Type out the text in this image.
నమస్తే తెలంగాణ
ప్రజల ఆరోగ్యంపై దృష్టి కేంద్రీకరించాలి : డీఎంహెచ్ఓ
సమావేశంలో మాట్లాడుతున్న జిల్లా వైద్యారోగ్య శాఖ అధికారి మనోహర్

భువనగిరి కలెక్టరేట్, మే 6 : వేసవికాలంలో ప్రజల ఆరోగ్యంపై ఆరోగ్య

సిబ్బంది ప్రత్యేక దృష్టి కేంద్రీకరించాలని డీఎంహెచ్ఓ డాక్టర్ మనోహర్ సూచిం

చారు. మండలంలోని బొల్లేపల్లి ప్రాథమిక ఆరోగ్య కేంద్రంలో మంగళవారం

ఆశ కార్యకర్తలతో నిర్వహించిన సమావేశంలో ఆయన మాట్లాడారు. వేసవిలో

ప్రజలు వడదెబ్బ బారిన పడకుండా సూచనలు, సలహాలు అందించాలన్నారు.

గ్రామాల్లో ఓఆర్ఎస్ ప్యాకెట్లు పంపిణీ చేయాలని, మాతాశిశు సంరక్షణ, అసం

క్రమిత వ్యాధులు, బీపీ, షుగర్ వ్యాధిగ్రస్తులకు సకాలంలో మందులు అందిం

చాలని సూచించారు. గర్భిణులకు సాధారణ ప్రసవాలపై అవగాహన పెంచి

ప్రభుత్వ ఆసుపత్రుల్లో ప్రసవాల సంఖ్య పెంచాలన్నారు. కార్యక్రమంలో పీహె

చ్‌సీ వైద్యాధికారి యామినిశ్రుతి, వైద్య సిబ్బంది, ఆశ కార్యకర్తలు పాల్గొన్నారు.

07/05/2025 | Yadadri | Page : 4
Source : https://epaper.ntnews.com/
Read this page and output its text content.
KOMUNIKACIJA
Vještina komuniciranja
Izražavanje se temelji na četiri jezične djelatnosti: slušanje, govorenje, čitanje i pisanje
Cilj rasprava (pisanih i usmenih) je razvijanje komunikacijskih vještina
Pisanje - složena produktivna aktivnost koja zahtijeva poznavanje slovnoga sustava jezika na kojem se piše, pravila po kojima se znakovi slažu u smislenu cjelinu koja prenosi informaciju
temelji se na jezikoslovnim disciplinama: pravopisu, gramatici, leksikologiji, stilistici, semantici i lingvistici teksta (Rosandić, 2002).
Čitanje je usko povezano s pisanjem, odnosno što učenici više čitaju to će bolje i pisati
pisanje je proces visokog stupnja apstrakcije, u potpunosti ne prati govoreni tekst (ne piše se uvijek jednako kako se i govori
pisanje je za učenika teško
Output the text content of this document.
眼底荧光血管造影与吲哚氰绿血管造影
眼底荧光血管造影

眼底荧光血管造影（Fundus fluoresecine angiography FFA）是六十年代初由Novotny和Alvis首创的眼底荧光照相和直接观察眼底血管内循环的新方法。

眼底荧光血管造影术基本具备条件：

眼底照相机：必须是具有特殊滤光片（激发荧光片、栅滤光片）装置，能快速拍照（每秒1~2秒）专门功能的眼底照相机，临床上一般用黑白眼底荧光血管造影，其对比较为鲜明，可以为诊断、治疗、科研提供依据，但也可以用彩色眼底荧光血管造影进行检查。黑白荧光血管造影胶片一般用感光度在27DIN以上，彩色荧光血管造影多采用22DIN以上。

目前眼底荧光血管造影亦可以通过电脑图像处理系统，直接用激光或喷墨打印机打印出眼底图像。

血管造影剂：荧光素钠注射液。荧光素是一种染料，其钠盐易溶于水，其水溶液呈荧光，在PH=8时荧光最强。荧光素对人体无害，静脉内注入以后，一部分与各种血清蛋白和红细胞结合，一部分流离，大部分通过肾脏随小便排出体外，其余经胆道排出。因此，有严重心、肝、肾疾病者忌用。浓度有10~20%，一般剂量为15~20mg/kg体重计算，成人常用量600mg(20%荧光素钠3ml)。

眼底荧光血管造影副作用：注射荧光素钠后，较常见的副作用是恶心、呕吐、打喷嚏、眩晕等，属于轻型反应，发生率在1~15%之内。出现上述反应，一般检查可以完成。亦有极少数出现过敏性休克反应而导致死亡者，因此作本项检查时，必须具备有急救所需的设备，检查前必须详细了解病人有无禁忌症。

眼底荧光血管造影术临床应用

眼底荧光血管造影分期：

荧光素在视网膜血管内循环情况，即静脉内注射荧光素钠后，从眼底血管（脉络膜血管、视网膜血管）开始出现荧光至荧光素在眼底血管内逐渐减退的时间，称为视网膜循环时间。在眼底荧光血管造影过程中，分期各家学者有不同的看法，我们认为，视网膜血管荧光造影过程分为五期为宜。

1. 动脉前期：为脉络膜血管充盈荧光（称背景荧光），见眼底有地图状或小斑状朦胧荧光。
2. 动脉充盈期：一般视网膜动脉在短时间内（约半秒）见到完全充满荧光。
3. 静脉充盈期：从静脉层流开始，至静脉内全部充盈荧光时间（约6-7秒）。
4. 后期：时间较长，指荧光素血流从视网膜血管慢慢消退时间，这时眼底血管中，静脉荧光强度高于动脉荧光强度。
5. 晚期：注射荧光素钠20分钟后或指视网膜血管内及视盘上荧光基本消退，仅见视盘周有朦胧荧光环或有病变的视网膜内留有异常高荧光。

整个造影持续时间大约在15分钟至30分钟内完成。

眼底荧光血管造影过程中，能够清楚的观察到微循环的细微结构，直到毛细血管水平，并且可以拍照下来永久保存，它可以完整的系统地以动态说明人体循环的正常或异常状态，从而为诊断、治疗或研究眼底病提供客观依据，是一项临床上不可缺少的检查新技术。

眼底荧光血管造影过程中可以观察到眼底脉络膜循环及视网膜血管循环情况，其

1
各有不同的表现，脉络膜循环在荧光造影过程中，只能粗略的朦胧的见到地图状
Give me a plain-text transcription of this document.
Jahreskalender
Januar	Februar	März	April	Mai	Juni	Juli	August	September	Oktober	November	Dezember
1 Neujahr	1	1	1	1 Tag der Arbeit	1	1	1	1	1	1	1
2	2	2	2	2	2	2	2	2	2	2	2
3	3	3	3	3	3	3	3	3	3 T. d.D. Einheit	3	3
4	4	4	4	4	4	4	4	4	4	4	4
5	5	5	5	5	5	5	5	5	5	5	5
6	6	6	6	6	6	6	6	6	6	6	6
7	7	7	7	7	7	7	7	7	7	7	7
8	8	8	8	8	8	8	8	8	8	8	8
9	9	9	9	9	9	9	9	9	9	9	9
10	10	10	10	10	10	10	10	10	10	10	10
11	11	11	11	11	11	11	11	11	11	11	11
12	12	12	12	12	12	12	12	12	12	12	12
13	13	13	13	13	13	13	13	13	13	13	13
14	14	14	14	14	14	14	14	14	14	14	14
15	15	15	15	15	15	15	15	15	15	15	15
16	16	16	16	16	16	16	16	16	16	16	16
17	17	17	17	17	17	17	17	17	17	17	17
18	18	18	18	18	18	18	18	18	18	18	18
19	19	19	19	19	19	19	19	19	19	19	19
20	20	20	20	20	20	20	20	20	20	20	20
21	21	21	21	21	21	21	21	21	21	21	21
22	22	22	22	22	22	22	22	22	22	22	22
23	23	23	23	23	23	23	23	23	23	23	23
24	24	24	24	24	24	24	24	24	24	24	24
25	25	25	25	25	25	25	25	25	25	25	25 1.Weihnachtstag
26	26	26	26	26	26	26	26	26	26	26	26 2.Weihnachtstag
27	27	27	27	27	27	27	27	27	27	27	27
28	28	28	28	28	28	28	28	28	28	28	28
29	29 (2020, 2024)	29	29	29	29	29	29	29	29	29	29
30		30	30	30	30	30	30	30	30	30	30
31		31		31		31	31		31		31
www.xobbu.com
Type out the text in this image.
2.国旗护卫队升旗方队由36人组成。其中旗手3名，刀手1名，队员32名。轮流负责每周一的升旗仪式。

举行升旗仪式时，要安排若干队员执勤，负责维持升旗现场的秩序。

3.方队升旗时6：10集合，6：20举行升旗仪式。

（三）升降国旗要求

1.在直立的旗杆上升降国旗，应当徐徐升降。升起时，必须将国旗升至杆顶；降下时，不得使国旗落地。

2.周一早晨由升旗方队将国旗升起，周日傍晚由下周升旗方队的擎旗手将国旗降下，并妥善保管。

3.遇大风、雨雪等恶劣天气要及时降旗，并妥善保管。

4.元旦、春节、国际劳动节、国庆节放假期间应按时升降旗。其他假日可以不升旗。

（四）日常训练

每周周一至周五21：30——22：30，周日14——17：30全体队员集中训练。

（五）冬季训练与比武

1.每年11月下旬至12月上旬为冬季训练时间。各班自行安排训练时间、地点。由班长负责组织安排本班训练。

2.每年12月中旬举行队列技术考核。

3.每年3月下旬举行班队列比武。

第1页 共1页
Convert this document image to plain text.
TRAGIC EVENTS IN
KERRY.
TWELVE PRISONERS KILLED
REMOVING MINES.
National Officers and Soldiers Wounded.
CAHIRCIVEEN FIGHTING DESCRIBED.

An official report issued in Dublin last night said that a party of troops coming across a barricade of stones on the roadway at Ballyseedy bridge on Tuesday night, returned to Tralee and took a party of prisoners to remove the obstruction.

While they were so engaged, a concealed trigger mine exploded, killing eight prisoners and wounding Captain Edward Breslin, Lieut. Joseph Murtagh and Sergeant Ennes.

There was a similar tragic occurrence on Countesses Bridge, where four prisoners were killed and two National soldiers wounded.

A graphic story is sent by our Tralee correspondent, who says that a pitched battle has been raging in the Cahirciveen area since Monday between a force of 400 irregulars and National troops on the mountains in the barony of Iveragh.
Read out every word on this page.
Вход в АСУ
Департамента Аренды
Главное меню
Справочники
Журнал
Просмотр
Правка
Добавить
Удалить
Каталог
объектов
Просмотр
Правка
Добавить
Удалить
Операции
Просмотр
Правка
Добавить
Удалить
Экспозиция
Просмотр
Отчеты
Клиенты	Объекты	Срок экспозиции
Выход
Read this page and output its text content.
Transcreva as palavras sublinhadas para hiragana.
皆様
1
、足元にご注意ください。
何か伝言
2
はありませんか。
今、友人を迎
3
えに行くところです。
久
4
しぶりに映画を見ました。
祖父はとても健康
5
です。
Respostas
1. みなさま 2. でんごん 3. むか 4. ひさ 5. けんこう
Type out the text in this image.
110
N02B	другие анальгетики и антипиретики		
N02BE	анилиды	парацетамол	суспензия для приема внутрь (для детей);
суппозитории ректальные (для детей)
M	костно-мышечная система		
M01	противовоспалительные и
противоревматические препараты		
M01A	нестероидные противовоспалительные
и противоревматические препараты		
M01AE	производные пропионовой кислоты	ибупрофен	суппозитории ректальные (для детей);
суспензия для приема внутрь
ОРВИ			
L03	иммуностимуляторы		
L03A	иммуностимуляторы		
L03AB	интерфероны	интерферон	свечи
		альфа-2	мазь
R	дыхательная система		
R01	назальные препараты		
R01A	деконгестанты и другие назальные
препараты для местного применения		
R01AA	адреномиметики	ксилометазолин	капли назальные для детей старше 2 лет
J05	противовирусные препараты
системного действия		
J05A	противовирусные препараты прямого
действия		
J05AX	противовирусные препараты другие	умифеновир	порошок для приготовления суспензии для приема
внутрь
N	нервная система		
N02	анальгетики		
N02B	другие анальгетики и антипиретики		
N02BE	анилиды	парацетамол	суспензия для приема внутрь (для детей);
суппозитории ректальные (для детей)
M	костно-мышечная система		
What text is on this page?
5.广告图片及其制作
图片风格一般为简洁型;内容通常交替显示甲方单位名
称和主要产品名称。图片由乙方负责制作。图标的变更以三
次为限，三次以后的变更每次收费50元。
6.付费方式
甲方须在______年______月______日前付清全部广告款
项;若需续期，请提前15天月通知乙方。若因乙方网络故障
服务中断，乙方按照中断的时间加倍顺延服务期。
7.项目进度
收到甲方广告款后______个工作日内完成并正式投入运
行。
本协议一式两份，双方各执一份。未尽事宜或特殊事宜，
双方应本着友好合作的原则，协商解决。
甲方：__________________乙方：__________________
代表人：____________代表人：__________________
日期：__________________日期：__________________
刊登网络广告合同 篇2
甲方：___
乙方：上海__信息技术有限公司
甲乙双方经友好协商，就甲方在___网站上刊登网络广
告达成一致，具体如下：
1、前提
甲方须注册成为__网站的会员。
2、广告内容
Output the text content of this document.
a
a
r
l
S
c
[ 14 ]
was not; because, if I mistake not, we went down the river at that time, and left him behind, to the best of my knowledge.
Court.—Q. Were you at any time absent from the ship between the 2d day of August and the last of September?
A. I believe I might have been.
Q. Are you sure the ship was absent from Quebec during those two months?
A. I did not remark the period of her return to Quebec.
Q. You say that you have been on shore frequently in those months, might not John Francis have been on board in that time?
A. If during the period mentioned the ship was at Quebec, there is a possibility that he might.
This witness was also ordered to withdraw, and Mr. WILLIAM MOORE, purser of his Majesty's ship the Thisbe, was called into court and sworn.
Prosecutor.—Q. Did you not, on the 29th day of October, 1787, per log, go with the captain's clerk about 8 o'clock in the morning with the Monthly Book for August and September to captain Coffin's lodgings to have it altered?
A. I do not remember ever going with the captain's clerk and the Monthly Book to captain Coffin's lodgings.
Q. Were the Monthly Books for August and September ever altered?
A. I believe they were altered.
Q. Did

====

Among the lines of the material, find those that hold the word "they" and copy them.

While they were so engaged, a concealed trigger mine exploded, killing eight prisoners and wounding Captain Edward Breslin, Lieut. Joseph Murtagh and Sergeant Ennes.
A. I believe they were altered.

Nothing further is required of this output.